EXERCISE - Give only the number of lines in the records below that contain the word "body".

PROVIDED RECORDS -
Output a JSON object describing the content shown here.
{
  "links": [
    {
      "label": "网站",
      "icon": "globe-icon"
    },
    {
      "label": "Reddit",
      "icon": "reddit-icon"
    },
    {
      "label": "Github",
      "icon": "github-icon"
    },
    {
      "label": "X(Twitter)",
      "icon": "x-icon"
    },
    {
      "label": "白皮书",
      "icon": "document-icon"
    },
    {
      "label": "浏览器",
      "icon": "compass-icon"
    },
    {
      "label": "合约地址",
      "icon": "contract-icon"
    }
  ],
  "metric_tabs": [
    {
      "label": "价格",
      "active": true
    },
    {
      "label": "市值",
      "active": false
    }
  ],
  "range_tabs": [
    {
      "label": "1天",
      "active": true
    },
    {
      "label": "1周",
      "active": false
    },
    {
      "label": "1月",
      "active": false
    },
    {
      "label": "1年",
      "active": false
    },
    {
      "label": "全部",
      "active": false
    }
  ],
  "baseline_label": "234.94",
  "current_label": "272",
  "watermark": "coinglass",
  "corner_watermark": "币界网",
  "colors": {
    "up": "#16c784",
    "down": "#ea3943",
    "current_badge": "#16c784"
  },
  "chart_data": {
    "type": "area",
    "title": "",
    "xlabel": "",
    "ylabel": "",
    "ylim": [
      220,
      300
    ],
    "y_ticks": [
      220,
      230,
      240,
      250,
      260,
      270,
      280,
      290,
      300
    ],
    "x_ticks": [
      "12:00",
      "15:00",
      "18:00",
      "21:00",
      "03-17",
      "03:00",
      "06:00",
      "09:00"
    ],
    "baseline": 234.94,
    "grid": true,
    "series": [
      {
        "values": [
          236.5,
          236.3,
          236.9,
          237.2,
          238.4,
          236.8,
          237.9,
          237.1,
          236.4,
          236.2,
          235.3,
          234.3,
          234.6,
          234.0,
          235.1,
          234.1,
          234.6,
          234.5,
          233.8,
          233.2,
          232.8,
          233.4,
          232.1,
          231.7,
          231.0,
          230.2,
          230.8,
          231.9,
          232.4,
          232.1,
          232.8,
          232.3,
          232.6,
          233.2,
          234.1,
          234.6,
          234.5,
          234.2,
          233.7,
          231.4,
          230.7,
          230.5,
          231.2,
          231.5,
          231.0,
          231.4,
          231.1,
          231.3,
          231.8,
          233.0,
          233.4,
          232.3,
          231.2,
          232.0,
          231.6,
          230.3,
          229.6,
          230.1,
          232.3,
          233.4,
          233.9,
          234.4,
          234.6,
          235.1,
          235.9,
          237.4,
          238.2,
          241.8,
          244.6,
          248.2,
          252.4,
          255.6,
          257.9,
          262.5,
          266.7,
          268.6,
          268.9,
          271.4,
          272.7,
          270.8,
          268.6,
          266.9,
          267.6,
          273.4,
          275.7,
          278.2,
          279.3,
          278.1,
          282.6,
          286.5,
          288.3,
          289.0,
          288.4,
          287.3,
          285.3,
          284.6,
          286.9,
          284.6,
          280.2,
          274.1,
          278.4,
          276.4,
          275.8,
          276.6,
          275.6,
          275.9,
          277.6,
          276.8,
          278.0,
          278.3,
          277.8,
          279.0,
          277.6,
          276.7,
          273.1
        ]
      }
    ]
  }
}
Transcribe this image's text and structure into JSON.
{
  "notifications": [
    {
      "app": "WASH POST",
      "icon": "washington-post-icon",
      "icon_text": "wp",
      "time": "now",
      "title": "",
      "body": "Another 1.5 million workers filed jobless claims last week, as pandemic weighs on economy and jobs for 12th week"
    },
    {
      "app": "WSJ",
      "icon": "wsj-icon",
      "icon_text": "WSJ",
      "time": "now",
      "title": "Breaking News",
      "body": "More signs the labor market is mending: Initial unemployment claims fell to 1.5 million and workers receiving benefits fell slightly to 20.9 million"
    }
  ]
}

EXPECTED ANSWER - 2